Exercise details →
Copy all lines of the listing that include the string "الخليفتين".

Supplied data →
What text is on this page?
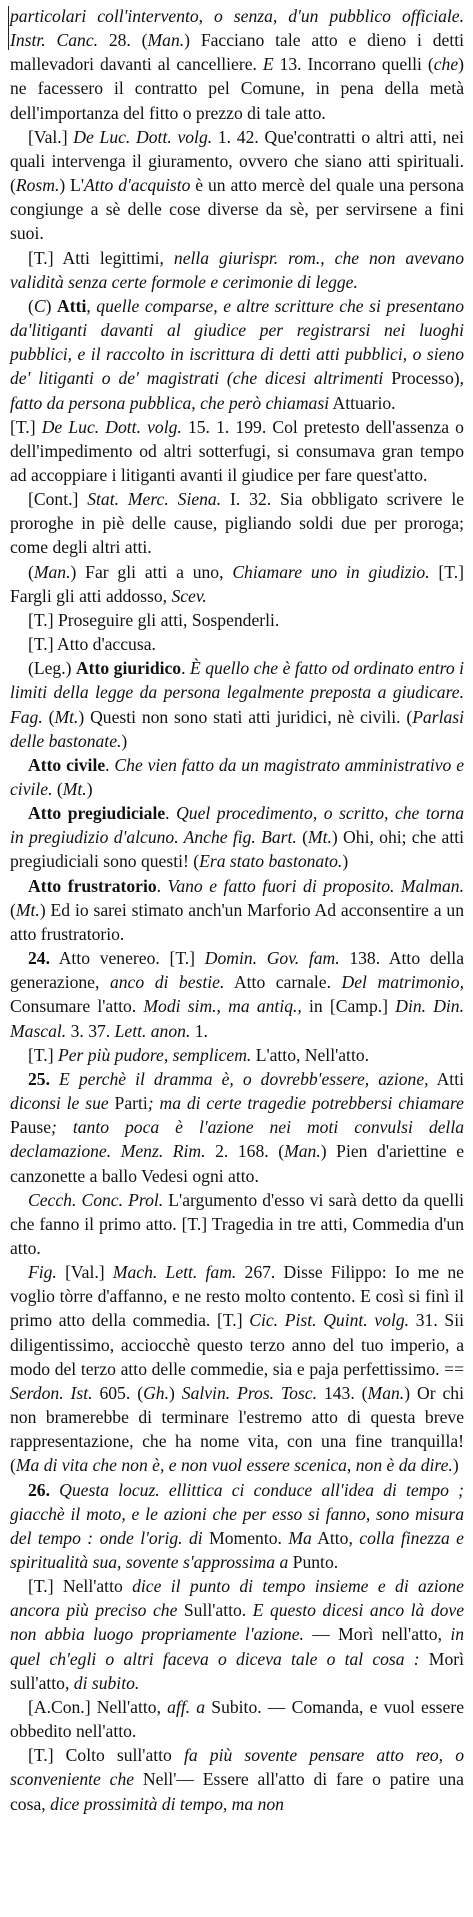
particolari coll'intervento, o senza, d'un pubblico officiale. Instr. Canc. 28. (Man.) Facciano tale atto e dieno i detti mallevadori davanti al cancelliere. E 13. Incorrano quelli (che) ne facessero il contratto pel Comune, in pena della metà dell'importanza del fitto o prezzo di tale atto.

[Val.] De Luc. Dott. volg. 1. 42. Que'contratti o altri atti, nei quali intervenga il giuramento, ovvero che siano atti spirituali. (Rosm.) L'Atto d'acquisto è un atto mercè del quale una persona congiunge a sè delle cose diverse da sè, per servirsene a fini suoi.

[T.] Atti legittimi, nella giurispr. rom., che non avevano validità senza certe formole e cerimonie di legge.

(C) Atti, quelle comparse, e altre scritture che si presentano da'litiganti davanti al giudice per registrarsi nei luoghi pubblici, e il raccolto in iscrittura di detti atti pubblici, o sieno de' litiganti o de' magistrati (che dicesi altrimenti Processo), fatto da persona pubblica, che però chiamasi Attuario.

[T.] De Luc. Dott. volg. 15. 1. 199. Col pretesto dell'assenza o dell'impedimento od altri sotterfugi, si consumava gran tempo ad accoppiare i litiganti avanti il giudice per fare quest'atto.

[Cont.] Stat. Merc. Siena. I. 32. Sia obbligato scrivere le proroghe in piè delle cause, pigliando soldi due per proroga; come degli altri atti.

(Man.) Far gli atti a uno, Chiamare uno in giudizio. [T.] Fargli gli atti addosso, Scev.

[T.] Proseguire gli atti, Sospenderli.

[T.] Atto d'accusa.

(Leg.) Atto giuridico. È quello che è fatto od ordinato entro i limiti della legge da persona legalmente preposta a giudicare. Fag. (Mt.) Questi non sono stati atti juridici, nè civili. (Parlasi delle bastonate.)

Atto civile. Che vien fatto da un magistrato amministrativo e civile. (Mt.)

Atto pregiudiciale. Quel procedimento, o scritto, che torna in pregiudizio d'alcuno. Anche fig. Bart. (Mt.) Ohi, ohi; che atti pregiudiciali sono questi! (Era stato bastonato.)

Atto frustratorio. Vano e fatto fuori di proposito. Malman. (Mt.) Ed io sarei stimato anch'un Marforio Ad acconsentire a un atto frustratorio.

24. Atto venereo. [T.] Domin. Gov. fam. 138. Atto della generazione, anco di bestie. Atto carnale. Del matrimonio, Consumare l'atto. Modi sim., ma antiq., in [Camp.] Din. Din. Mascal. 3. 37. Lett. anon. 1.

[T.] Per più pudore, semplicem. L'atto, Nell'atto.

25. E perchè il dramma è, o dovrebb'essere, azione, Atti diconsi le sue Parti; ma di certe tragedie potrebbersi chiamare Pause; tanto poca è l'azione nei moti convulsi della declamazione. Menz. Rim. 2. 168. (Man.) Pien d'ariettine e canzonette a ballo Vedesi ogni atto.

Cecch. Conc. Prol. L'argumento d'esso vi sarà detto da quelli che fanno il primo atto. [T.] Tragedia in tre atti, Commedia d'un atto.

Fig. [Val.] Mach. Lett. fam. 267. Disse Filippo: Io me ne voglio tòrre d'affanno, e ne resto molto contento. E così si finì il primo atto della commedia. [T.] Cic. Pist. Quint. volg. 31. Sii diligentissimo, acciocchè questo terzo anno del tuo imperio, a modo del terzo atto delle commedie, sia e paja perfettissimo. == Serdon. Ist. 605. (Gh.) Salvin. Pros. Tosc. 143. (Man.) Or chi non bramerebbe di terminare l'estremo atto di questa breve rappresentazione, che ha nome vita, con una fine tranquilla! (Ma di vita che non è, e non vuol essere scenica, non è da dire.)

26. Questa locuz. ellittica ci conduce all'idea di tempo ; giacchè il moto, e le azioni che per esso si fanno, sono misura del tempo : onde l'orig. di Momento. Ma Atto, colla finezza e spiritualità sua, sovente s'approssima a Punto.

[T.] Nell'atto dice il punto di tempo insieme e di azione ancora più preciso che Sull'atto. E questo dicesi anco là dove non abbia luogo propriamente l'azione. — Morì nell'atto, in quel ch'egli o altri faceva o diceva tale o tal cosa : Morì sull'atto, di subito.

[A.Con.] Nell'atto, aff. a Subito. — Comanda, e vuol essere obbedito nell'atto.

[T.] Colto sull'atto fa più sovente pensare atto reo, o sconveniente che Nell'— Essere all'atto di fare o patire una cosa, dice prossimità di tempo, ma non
...
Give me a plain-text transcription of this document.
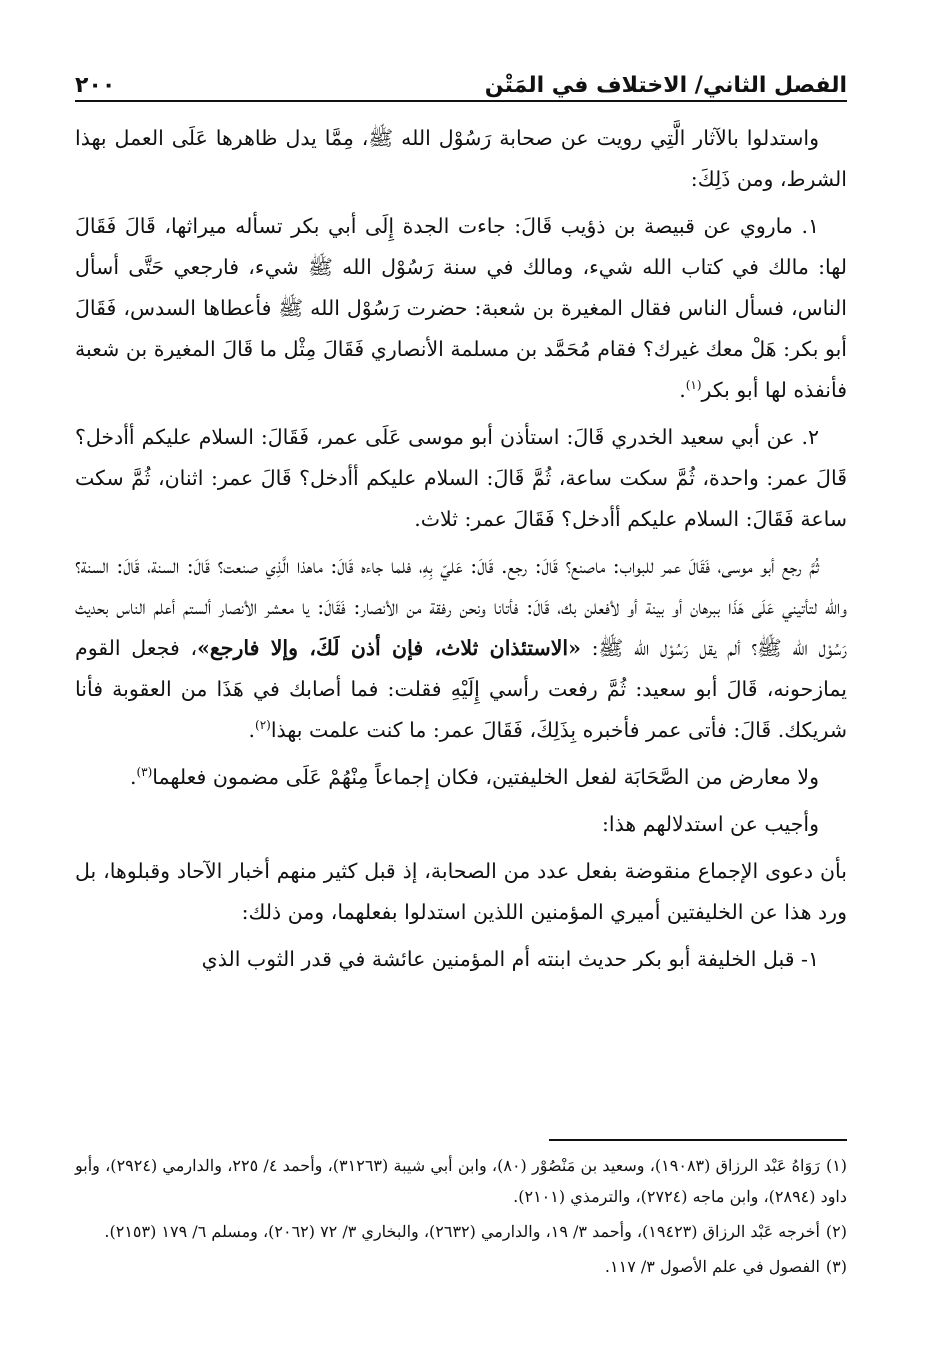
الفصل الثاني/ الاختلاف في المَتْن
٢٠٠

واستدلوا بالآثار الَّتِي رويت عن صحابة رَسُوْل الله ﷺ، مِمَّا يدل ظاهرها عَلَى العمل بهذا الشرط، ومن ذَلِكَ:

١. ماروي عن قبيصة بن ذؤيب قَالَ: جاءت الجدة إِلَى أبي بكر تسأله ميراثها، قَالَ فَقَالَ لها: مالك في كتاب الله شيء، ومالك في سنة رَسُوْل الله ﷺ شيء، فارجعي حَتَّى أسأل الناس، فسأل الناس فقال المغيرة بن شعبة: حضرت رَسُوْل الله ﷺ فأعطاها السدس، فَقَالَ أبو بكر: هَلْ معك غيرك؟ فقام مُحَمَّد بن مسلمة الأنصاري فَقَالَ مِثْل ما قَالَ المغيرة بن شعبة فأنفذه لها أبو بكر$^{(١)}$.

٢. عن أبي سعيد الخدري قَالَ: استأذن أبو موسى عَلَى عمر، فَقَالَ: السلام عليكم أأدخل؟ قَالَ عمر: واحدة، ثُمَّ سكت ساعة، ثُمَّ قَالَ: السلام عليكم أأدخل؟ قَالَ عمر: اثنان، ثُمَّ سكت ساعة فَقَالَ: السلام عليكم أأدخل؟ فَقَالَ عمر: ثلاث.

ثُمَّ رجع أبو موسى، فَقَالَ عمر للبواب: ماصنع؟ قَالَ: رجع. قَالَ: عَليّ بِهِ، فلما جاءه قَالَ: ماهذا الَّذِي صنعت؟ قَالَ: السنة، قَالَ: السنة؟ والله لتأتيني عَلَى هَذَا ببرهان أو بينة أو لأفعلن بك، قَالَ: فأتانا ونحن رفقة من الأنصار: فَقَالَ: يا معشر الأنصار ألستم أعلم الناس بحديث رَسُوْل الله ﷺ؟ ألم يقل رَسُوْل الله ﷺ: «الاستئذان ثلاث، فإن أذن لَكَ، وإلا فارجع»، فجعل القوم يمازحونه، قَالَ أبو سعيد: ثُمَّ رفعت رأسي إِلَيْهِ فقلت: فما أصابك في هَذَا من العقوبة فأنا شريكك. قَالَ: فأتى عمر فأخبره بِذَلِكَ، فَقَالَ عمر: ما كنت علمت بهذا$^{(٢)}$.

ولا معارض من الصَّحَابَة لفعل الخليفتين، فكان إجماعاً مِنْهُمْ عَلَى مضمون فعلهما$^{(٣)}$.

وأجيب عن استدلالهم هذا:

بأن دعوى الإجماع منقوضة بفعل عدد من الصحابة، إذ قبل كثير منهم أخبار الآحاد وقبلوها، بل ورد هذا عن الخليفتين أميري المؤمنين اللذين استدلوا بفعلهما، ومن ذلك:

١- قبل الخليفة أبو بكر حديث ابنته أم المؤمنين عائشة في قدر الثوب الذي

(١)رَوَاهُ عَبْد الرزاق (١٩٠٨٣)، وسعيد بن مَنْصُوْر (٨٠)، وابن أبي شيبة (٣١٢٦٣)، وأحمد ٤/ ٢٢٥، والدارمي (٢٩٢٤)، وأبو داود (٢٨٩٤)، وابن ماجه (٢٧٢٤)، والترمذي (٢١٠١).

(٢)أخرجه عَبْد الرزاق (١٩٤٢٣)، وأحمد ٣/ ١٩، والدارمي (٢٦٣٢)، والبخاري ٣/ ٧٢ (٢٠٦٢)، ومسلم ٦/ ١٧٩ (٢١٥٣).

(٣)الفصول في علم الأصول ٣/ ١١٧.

Reply to the task →
ولا معارض من الصَّحَابَة لفعل الخليفتين، فكان إجماعاً مِنْهُمْ عَلَى مضمون فعلهما$^{(٣)}$.
بأن دعوى الإجماع منقوضة بفعل عدد من الصحابة، إذ قبل كثير منهم أخبار الآحاد وقبلوها، بل ورد هذا عن الخليفتين أميري المؤمنين اللذين استدلوا بفعلهما، ومن ذلك:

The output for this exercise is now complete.